**DIRECTIONS FOR THIS TASK**
Present each line of the entries below that holds the word "JSON".

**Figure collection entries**
·····

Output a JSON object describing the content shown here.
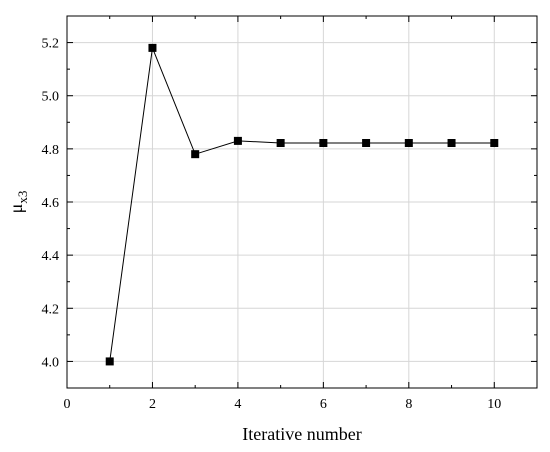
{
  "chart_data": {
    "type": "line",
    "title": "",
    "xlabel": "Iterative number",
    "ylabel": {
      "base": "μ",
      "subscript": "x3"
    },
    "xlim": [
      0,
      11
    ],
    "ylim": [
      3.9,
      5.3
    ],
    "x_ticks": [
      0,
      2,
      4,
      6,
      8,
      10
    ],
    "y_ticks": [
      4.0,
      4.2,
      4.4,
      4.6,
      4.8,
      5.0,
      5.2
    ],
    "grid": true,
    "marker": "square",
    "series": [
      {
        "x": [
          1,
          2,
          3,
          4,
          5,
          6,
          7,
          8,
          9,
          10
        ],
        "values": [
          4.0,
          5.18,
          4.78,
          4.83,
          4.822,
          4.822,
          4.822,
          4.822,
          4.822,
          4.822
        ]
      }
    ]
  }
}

·····

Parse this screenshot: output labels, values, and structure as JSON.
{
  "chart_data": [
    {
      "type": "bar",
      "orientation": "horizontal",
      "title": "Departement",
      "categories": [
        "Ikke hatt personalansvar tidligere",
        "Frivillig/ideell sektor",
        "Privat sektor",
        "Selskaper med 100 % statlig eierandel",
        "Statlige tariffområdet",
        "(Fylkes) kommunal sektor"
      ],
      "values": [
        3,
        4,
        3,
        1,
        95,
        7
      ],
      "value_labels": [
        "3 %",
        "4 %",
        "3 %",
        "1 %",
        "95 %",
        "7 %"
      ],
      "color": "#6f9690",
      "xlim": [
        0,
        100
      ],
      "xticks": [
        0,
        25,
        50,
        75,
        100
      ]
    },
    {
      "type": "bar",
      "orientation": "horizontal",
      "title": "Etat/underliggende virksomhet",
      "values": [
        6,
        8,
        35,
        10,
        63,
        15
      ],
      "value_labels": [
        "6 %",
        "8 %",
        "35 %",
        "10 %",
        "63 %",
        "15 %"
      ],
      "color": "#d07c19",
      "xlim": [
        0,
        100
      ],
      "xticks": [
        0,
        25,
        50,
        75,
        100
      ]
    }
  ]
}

·····

**OUTPUT**
Output a JSON object describing the content shown here.
Parse this screenshot: output labels, values, and structure as JSON.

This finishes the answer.